▶ [DIRECTIONS]
From the listing below, pull each line that includes "按以下公式计算".

▶ [DATA TO PROCESS]
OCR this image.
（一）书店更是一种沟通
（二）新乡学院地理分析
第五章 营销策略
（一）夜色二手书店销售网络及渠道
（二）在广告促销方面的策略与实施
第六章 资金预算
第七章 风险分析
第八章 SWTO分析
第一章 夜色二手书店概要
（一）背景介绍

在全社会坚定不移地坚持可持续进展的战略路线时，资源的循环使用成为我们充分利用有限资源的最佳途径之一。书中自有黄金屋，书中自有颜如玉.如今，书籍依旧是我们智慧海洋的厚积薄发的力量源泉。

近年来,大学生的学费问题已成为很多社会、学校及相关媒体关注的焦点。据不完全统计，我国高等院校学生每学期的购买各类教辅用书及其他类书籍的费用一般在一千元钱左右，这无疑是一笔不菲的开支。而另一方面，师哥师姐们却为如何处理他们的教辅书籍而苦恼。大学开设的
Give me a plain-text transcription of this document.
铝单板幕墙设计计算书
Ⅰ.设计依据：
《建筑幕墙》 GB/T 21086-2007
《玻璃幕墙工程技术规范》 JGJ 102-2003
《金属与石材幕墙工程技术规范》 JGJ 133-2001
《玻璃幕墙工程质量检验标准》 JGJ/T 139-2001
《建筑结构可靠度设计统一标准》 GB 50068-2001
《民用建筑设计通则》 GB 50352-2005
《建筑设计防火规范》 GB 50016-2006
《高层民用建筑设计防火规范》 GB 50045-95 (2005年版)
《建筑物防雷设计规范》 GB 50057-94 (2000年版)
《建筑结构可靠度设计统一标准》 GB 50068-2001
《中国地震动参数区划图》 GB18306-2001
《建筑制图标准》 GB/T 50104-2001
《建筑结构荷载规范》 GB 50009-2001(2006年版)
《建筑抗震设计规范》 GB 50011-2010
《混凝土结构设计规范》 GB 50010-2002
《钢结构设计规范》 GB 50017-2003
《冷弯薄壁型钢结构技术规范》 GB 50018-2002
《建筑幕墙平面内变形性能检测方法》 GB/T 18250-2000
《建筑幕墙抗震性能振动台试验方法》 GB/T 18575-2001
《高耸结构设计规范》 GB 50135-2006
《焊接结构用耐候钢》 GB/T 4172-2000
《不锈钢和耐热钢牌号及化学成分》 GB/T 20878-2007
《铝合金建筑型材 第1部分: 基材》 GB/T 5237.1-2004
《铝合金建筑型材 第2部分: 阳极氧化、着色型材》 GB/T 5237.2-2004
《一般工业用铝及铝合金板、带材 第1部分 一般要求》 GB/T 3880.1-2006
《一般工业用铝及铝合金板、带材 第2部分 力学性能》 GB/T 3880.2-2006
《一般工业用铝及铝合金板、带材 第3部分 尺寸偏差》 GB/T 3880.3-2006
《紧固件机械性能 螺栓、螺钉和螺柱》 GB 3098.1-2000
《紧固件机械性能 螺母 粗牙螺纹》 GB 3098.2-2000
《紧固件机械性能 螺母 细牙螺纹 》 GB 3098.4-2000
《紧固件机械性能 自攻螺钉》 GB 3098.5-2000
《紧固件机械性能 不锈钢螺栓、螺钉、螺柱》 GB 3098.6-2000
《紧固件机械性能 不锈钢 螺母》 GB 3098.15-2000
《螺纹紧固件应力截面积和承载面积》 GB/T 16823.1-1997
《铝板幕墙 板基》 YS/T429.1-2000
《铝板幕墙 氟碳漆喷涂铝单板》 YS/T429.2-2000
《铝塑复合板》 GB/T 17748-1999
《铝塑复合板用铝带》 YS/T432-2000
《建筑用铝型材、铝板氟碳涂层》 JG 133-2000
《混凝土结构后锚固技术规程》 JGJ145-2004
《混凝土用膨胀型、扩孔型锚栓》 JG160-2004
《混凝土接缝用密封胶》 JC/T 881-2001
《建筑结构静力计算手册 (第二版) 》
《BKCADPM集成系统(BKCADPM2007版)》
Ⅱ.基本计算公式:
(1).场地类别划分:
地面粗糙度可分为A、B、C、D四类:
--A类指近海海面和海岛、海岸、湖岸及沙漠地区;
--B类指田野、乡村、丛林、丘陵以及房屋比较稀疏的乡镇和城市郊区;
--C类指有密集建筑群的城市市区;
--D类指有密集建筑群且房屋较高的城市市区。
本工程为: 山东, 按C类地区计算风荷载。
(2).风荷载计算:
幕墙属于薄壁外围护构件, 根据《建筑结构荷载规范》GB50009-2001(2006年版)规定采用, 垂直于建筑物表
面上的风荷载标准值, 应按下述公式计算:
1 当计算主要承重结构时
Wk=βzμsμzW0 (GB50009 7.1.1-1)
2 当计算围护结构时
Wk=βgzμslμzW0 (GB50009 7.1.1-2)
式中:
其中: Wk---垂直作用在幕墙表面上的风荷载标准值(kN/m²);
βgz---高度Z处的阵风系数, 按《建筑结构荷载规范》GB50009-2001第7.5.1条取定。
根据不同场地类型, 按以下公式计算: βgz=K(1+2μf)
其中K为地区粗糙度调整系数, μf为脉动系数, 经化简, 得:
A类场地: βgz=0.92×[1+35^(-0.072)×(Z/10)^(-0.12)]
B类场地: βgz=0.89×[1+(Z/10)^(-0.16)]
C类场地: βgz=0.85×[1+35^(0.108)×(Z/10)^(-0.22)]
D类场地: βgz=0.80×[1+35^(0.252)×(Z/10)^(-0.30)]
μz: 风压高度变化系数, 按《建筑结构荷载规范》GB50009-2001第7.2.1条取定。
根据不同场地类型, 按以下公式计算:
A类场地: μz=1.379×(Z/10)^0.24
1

▶ [RESULT OF THIS EXERCISE]
根据不同场地类型, 按以下公式计算: βgz=K(1+2μf)
根据不同场地类型, 按以下公式计算:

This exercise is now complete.